### What to work on
The records below should be written out again, exactly.

### Material
<<<<
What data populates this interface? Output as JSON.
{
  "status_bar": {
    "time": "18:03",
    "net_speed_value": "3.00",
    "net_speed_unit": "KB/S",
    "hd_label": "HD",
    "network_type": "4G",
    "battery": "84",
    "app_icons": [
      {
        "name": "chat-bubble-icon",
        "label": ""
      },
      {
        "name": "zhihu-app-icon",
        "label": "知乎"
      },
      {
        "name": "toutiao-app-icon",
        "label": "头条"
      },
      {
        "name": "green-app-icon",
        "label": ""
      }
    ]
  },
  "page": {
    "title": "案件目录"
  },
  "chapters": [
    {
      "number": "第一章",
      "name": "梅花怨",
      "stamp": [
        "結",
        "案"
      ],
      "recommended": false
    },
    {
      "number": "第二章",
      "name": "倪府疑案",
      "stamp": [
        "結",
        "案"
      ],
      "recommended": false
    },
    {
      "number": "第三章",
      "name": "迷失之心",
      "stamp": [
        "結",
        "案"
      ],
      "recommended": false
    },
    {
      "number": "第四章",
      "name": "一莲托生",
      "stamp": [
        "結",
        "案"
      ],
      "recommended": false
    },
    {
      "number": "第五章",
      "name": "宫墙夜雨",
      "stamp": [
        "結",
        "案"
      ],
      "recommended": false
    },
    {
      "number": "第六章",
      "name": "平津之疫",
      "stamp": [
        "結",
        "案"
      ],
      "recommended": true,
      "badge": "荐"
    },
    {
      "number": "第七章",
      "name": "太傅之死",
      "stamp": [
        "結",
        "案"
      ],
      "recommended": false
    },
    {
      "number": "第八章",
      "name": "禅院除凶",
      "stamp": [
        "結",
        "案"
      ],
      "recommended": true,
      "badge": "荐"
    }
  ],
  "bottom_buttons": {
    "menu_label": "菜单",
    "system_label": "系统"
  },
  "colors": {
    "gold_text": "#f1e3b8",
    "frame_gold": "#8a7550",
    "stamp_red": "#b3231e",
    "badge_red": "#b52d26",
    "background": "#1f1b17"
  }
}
>>>>
### The result
What data populates this interface? Output as JSON.
{
  "status_bar": {
    "time": "18:03",
    "net_speed_value": "3.00",
    "net_speed_unit": "KB/S",
    "hd_label": "HD",
    "network_type": "4G",
    "battery": "84",
    "app_icons": [
      {
        "name": "chat-bubble-icon",
        "label": ""
      },
      {
        "name": "zhihu-app-icon",
        "label": "知乎"
      },
      {
        "name": "toutiao-app-icon",
        "label": "头条"
      },
      {
        "name": "green-app-icon",
        "label": ""
      }
    ]
  },
  "page": {
    "title": "案件目录"
  },
  "chapters": [
    {
      "number": "第一章",
      "name": "梅花怨",
      "stamp": [
        "結",
        "案"
      ],
      "recommended": false
    },
    {
      "number": "第二章",
      "name": "倪府疑案",
      "stamp": [
        "結",
        "案"
      ],
      "recommended": false
    },
    {
      "number": "第三章",
      "name": "迷失之心",
      "stamp": [
        "結",
        "案"
      ],
      "recommended": false
    },
    {
      "number": "第四章",
      "name": "一莲托生",
      "stamp": [
        "結",
        "案"
      ],
      "recommended": false
    },
    {
      "number": "第五章",
      "name": "宫墙夜雨",
      "stamp": [
        "結",
        "案"
      ],
      "recommended": false
    },
    {
      "number": "第六章",
      "name": "平津之疫",
      "stamp": [
        "結",
        "案"
      ],
      "recommended": true,
      "badge": "荐"
    },
    {
      "number": "第七章",
      "name": "太傅之死",
      "stamp": [
        "結",
        "案"
      ],
      "recommended": false
    },
    {
      "number": "第八章",
      "name": "禅院除凶",
      "stamp": [
        "結",
        "案"
      ],
      "recommended": true,
      "badge": "荐"
    }
  ],
  "bottom_buttons": {
    "menu_label": "菜单",
    "system_label": "系统"
  },
  "colors": {
    "gold_text": "#f1e3b8",
    "frame_gold": "#8a7550",
    "stamp_red": "#b3231e",
    "badge_red": "#b52d26",
    "background": "#1f1b17"
  }
}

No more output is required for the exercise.